[EXERCISE INPUT]:
- - - - -

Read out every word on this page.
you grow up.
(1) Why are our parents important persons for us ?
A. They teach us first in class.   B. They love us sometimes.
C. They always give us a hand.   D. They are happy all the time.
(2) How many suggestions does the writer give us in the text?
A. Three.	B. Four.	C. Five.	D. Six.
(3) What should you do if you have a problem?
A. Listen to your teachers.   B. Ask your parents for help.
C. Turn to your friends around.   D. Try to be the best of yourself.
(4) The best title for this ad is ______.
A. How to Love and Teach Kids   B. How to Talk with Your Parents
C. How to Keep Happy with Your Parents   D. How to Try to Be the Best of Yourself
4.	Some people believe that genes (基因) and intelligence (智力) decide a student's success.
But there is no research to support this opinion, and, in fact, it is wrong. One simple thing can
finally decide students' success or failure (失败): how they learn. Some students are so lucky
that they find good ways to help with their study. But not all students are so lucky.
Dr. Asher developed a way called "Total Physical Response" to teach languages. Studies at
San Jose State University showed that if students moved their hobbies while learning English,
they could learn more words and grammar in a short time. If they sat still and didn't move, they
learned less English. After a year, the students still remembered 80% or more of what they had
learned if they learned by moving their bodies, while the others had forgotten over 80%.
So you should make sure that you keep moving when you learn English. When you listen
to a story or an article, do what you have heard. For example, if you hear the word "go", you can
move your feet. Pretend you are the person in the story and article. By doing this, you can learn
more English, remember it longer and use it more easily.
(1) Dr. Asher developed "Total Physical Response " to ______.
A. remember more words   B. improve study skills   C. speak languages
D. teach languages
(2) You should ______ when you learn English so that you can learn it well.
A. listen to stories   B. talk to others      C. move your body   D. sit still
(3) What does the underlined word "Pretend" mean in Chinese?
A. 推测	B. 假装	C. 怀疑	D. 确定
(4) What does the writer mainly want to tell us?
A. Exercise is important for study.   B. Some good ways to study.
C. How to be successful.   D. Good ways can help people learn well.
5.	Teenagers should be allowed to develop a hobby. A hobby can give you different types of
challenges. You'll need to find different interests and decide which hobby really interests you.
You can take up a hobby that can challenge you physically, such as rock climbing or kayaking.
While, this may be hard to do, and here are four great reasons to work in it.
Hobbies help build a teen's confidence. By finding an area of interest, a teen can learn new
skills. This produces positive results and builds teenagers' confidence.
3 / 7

- - - - -

[WHAT THE TASK REQUIRES]: An exact copy of every line above is needed.

[COMPLETED EXERCISE]:
Read out every word on this page.
you grow up.
(1) Why are our parents important persons for us ?
A. They teach us first in class.   B. They love us sometimes.
C. They always give us a hand.   D. They are happy all the time.
(2) How many suggestions does the writer give us in the text?
A. Three.	B. Four.	C. Five.	D. Six.
(3) What should you do if you have a problem?
A. Listen to your teachers.   B. Ask your parents for help.
C. Turn to your friends around.   D. Try to be the best of yourself.
(4) The best title for this ad is ______.
A. How to Love and Teach Kids   B. How to Talk with Your Parents
C. How to Keep Happy with Your Parents   D. How to Try to Be the Best of Yourself
4.	Some people believe that genes (基因) and intelligence (智力) decide a student's success.
But there is no research to support this opinion, and, in fact, it is wrong. One simple thing can
finally decide students' success or failure (失败): how they learn. Some students are so lucky
that they find good ways to help with their study. But not all students are so lucky.
Dr. Asher developed a way called "Total Physical Response" to teach languages. Studies at
San Jose State University showed that if students moved their hobbies while learning English,
they could learn more words and grammar in a short time. If they sat still and didn't move, they
learned less English. After a year, the students still remembered 80% or more of what they had
learned if they learned by moving their bodies, while the others had forgotten over 80%.
So you should make sure that you keep moving when you learn English. When you listen
to a story or an article, do what you have heard. For example, if you hear the word "go", you can
move your feet. Pretend you are the person in the story and article. By doing this, you can learn
more English, remember it longer and use it more easily.
(1) Dr. Asher developed "Total Physical Response " to ______.
A. remember more words   B. improve study skills   C. speak languages
D. teach languages
(2) You should ______ when you learn English so that you can learn it well.
A. listen to stories   B. talk to others      C. move your body   D. sit still
(3) What does the underlined word "Pretend" mean in Chinese?
A. 推测	B. 假装	C. 怀疑	D. 确定
(4) What does the writer mainly want to tell us?
A. Exercise is important for study.   B. Some good ways to study.
C. How to be successful.   D. Good ways can help people learn well.
5.	Teenagers should be allowed to develop a hobby. A hobby can give you different types of
challenges. You'll need to find different interests and decide which hobby really interests you.
You can take up a hobby that can challenge you physically, such as rock climbing or kayaking.
While, this may be hard to do, and here are four great reasons to work in it.
Hobbies help build a teen's confidence. By finding an area of interest, a teen can learn new
skills. This produces positive results and builds teenagers' confidence.
3 / 7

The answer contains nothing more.